Stored data:

════

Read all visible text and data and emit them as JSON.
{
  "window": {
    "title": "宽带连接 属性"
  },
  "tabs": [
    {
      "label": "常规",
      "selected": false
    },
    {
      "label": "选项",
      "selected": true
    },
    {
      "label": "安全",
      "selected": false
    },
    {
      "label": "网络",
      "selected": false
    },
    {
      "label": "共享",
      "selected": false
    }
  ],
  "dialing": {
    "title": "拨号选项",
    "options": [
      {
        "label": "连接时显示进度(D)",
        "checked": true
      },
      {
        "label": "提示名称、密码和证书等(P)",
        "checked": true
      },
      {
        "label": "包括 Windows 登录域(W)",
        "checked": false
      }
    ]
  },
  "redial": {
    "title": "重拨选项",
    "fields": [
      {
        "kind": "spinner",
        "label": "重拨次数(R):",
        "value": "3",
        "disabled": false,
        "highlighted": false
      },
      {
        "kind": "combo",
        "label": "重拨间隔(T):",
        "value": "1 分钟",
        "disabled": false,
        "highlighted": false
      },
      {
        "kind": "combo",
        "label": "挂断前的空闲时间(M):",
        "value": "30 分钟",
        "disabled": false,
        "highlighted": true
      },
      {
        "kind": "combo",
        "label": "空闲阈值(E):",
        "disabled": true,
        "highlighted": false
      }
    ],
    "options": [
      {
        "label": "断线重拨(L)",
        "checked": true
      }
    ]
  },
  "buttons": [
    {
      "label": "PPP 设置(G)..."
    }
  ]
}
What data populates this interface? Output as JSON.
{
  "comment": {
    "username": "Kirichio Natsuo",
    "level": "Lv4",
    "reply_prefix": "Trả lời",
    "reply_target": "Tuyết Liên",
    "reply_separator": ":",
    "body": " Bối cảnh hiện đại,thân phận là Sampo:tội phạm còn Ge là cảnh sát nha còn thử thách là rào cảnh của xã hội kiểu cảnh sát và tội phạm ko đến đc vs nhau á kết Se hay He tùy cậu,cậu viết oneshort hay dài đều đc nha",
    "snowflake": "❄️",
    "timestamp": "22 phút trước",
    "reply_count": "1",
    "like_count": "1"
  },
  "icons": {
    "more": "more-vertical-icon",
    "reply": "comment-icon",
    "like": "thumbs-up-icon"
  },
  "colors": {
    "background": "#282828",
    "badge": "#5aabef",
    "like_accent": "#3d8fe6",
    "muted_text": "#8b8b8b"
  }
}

════

» Problem to work on:
Extract every line above exactly as it stands.

» Written answer:
Read all visible text and data and emit them as JSON.
{
  "window": {
    "title": "宽带连接 属性"
  },
  "tabs": [
    {
      "label": "常规",
      "selected": false
    },
    {
      "label": "选项",
      "selected": true
    },
    {
      "label": "安全",
      "selected": false
    },
    {
      "label": "网络",
      "selected": false
    },
    {
      "label": "共享",
      "selected": false
    }
  ],
  "dialing": {
    "title": "拨号选项",
    "options": [
      {
        "label": "连接时显示进度(D)",
        "checked": true
      },
      {
        "label": "提示名称、密码和证书等(P)",
        "checked": true
      },
      {
        "label": "包括 Windows 登录域(W)",
        "checked": false
      }
    ]
  },
  "redial": {
    "title": "重拨选项",
    "fields": [
      {
        "kind": "spinner",
        "label": "重拨次数(R):",
        "value": "3",
        "disabled": false,
        "highlighted": false
      },
      {
        "kind": "combo",
        "label": "重拨间隔(T):",
        "value": "1 分钟",
        "disabled": false,
        "highlighted": false
      },
      {
        "kind": "combo",
        "label": "挂断前的空闲时间(M):",
        "value": "30 分钟",
        "disabled": false,
        "highlighted": true
      },
      {
        "kind": "combo",
        "label": "空闲阈值(E):",
        "disabled": true,
        "highlighted": false
      }
    ],
    "options": [
      {
        "label": "断线重拨(L)",
        "checked": true
      }
    ]
  },
  "buttons": [
    {
      "label": "PPP 设置(G)..."
    }
  ]
}
What data populates this interface? Output as JSON.
{
  "comment": {
    "username": "Kirichio Natsuo",
    "level": "Lv4",
    "reply_prefix": "Trả lời",
    "reply_target": "Tuyết Liên",
    "reply_separator": ":",
    "body": " Bối cảnh hiện đại,thân phận là Sampo:tội phạm còn Ge là cảnh sát nha còn thử thách là rào cảnh của xã hội kiểu cảnh sát và tội phạm ko đến đc vs nhau á kết Se hay He tùy cậu,cậu viết oneshort hay dài đều đc nha",
    "snowflake": "❄️",
    "timestamp": "22 phút trước",
    "reply_count": "1",
    "like_count": "1"
  },
  "icons": {
    "more": "more-vertical-icon",
    "reply": "comment-icon",
    "like": "thumbs-up-icon"
  },
  "colors": {
    "background": "#282828",
    "badge": "#5aabef",
    "like_accent": "#3d8fe6",
    "muted_text": "#8b8b8b"
  }
}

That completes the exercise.